What is expected:
Repeat each line word for word.

Stored data:
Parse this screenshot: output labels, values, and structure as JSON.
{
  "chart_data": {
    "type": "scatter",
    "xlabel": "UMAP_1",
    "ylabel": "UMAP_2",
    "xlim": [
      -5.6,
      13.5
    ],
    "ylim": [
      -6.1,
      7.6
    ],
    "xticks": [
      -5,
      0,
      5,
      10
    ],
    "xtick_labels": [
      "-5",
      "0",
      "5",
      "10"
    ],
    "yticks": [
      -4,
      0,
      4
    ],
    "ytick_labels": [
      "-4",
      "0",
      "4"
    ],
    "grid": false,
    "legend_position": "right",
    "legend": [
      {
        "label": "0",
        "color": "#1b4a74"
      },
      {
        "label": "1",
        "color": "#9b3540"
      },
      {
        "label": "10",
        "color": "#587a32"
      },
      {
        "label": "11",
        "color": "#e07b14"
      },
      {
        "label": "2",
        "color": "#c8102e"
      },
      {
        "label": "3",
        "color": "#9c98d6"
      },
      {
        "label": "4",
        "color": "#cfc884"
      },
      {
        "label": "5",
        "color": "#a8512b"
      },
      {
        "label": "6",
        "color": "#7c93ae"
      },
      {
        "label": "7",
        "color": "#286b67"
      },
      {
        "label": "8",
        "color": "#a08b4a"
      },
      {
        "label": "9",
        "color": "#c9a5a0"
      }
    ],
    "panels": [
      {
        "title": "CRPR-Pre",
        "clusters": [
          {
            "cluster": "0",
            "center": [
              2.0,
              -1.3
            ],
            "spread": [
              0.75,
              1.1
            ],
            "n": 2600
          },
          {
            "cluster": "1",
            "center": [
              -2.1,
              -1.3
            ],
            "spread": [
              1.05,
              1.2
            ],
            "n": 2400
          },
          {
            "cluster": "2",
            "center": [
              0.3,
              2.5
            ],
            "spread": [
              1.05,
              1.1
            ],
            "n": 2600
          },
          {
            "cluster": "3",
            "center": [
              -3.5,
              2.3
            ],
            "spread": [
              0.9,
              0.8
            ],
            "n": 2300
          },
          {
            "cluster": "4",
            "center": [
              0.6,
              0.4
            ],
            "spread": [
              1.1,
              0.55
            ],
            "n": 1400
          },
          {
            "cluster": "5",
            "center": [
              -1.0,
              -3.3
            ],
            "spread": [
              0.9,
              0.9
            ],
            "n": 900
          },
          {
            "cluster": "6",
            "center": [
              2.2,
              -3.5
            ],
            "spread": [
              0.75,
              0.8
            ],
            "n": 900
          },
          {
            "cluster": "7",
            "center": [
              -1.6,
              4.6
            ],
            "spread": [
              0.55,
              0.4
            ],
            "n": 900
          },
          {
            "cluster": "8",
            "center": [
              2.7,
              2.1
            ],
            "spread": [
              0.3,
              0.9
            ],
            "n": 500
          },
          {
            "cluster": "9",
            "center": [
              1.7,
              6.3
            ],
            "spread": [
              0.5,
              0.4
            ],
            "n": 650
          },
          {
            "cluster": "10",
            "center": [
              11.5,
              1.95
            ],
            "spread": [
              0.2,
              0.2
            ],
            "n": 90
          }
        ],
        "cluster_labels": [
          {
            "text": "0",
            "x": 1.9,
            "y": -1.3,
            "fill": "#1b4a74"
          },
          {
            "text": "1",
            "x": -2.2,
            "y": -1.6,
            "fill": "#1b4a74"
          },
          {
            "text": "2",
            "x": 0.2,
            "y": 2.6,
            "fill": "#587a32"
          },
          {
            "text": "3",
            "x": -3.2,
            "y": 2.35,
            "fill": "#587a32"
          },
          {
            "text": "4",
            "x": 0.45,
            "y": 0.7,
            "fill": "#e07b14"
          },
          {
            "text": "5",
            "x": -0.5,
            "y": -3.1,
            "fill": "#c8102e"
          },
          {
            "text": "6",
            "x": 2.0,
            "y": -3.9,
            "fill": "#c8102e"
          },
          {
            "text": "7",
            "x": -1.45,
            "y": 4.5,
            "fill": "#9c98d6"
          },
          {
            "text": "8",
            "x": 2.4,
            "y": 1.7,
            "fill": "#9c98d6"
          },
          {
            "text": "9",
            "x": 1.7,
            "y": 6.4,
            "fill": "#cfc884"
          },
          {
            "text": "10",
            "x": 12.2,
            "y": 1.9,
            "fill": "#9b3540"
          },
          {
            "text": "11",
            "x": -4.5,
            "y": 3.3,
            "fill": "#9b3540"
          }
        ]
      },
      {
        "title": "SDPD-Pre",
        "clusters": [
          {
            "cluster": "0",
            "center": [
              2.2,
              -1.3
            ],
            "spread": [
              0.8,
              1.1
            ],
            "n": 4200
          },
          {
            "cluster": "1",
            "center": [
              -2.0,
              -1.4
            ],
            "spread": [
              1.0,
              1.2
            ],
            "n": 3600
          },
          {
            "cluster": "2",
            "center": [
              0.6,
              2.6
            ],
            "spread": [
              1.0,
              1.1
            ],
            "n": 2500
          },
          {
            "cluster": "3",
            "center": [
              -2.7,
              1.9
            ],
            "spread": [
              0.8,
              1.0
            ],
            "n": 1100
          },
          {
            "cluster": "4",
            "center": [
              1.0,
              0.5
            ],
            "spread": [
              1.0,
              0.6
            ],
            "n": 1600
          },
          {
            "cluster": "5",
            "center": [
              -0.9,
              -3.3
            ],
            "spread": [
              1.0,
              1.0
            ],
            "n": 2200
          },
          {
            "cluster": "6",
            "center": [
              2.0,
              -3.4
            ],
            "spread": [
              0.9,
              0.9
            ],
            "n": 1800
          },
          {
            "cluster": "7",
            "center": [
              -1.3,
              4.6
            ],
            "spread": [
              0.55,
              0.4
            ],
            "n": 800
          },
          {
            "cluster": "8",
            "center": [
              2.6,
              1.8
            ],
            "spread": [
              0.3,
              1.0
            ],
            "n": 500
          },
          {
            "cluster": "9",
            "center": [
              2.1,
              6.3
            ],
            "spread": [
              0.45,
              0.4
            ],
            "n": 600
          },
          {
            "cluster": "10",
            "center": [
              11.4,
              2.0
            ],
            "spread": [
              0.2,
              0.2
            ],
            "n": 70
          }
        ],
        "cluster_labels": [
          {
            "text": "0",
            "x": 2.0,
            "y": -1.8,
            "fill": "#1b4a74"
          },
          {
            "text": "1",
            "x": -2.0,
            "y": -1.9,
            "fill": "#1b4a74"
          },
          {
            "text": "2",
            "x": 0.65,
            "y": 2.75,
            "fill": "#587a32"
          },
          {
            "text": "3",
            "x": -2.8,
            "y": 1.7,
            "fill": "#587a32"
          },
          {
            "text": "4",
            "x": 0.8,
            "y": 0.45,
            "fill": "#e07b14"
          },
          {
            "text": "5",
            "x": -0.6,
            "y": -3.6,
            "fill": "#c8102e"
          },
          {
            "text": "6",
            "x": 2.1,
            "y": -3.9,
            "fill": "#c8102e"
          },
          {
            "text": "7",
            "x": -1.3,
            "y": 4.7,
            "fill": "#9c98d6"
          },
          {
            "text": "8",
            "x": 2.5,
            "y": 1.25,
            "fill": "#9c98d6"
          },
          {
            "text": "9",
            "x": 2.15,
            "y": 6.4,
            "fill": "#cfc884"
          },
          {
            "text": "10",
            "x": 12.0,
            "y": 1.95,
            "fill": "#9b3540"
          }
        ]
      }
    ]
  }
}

Output of the task:
Parse this screenshot: output labels, values, and structure as JSON.
{
  "chart_data": {
    "type": "scatter",
    "xlabel": "UMAP_1",
    "ylabel": "UMAP_2",
    "xlim": [
      -5.6,
      13.5
    ],
    "ylim": [
      -6.1,
      7.6
    ],
    "xticks": [
      -5,
      0,
      5,
      10
    ],
    "xtick_labels": [
      "-5",
      "0",
      "5",
      "10"
    ],
    "yticks": [
      -4,
      0,
      4
    ],
    "ytick_labels": [
      "-4",
      "0",
      "4"
    ],
    "grid": false,
    "legend_position": "right",
    "legend": [
      {
        "label": "0",
        "color": "#1b4a74"
      },
      {
        "label": "1",
        "color": "#9b3540"
      },
      {
        "label": "10",
        "color": "#587a32"
      },
      {
        "label": "11",
        "color": "#e07b14"
      },
      {
        "label": "2",
        "color": "#c8102e"
      },
      {
        "label": "3",
        "color": "#9c98d6"
      },
      {
        "label": "4",
        "color": "#cfc884"
      },
      {
        "label": "5",
        "color": "#a8512b"
      },
      {
        "label": "6",
        "color": "#7c93ae"
      },
      {
        "label": "7",
        "color": "#286b67"
      },
      {
        "label": "8",
        "color": "#a08b4a"
      },
      {
        "label": "9",
        "color": "#c9a5a0"
      }
    ],
    "panels": [
      {
        "title": "CRPR-Pre",
        "clusters": [
          {
            "cluster": "0",
            "center": [
              2.0,
              -1.3
            ],
            "spread": [
              0.75,
              1.1
            ],
            "n": 2600
          },
          {
            "cluster": "1",
            "center": [
              -2.1,
              -1.3
            ],
            "spread": [
              1.05,
              1.2
            ],
            "n": 2400
          },
          {
            "cluster": "2",
            "center": [
              0.3,
              2.5
            ],
            "spread": [
              1.05,
              1.1
            ],
            "n": 2600
          },
          {
            "cluster": "3",
            "center": [
              -3.5,
              2.3
            ],
            "spread": [
              0.9,
              0.8
            ],
            "n": 2300
          },
          {
            "cluster": "4",
            "center": [
              0.6,
              0.4
            ],
            "spread": [
              1.1,
              0.55
            ],
            "n": 1400
          },
          {
            "cluster": "5",
            "center": [
              -1.0,
              -3.3
            ],
            "spread": [
              0.9,
              0.9
            ],
            "n": 900
          },
          {
            "cluster": "6",
            "center": [
              2.2,
              -3.5
            ],
            "spread": [
              0.75,
              0.8
            ],
            "n": 900
          },
          {
            "cluster": "7",
            "center": [
              -1.6,
              4.6
            ],
            "spread": [
              0.55,
              0.4
            ],
            "n": 900
          },
          {
            "cluster": "8",
            "center": [
              2.7,
              2.1
            ],
            "spread": [
              0.3,
              0.9
            ],
            "n": 500
          },
          {
            "cluster": "9",
            "center": [
              1.7,
              6.3
            ],
            "spread": [
              0.5,
              0.4
            ],
            "n": 650
          },
          {
            "cluster": "10",
            "center": [
              11.5,
              1.95
            ],
            "spread": [
              0.2,
              0.2
            ],
            "n": 90
          }
        ],
        "cluster_labels": [
          {
            "text": "0",
            "x": 1.9,
            "y": -1.3,
            "fill": "#1b4a74"
          },
          {
            "text": "1",
            "x": -2.2,
            "y": -1.6,
            "fill": "#1b4a74"
          },
          {
            "text": "2",
            "x": 0.2,
            "y": 2.6,
            "fill": "#587a32"
          },
          {
            "text": "3",
            "x": -3.2,
            "y": 2.35,
            "fill": "#587a32"
          },
          {
            "text": "4",
            "x": 0.45,
            "y": 0.7,
            "fill": "#e07b14"
          },
          {
            "text": "5",
            "x": -0.5,
            "y": -3.1,
            "fill": "#c8102e"
          },
          {
            "text": "6",
            "x": 2.0,
            "y": -3.9,
            "fill": "#c8102e"
          },
          {
            "text": "7",
            "x": -1.45,
            "y": 4.5,
            "fill": "#9c98d6"
          },
          {
            "text": "8",
            "x": 2.4,
            "y": 1.7,
            "fill": "#9c98d6"
          },
          {
            "text": "9",
            "x": 1.7,
            "y": 6.4,
            "fill": "#cfc884"
          },
          {
            "text": "10",
            "x": 12.2,
            "y": 1.9,
            "fill": "#9b3540"
          },
          {
            "text": "11",
            "x": -4.5,
            "y": 3.3,
            "fill": "#9b3540"
          }
        ]
      },
      {
        "title": "SDPD-Pre",
        "clusters": [
          {
            "cluster": "0",
            "center": [
              2.2,
              -1.3
            ],
            "spread": [
              0.8,
              1.1
            ],
            "n": 4200
          },
          {
            "cluster": "1",
            "center": [
              -2.0,
              -1.4
            ],
            "spread": [
              1.0,
              1.2
            ],
            "n": 3600
          },
          {
            "cluster": "2",
            "center": [
              0.6,
              2.6
            ],
            "spread": [
              1.0,
              1.1
            ],
            "n": 2500
          },
          {
            "cluster": "3",
            "center": [
              -2.7,
              1.9
            ],
            "spread": [
              0.8,
              1.0
            ],
            "n": 1100
          },
          {
            "cluster": "4",
            "center": [
              1.0,
              0.5
            ],
            "spread": [
              1.0,
              0.6
            ],
            "n": 1600
          },
          {
            "cluster": "5",
            "center": [
              -0.9,
              -3.3
            ],
            "spread": [
              1.0,
              1.0
            ],
            "n": 2200
          },
          {
            "cluster": "6",
            "center": [
              2.0,
              -3.4
            ],
            "spread": [
              0.9,
              0.9
            ],
            "n": 1800
          },
          {
            "cluster": "7",
            "center": [
              -1.3,
              4.6
            ],
            "spread": [
              0.55,
              0.4
            ],
            "n": 800
          },
          {
            "cluster": "8",
            "center": [
              2.6,
              1.8
            ],
            "spread": [
              0.3,
              1.0
            ],
            "n": 500
          },
          {
            "cluster": "9",
            "center": [
              2.1,
              6.3
            ],
            "spread": [
              0.45,
              0.4
            ],
            "n": 600
          },
          {
            "cluster": "10",
            "center": [
              11.4,
              2.0
            ],
            "spread": [
              0.2,
              0.2
            ],
            "n": 70
          }
        ],
        "cluster_labels": [
          {
            "text": "0",
            "x": 2.0,
            "y": -1.8,
            "fill": "#1b4a74"
          },
          {
            "text": "1",
            "x": -2.0,
            "y": -1.9,
            "fill": "#1b4a74"
          },
          {
            "text": "2",
            "x": 0.65,
            "y": 2.75,
            "fill": "#587a32"
          },
          {
            "text": "3",
            "x": -2.8,
            "y": 1.7,
            "fill": "#587a32"
          },
          {
            "text": "4",
            "x": 0.8,
            "y": 0.45,
            "fill": "#e07b14"
          },
          {
            "text": "5",
            "x": -0.6,
            "y": -3.6,
            "fill": "#c8102e"
          },
          {
            "text": "6",
            "x": 2.1,
            "y": -3.9,
            "fill": "#c8102e"
          },
          {
            "text": "7",
            "x": -1.3,
            "y": 4.7,
            "fill": "#9c98d6"
          },
          {
            "text": "8",
            "x": 2.5,
            "y": 1.25,
            "fill": "#9c98d6"
          },
          {
            "text": "9",
            "x": 2.15,
            "y": 6.4,
            "fill": "#cfc884"
          },
          {
            "text": "10",
            "x": 12.0,
            "y": 1.95,
            "fill": "#9b3540"
          }
        ]
      }
    ]
  }
}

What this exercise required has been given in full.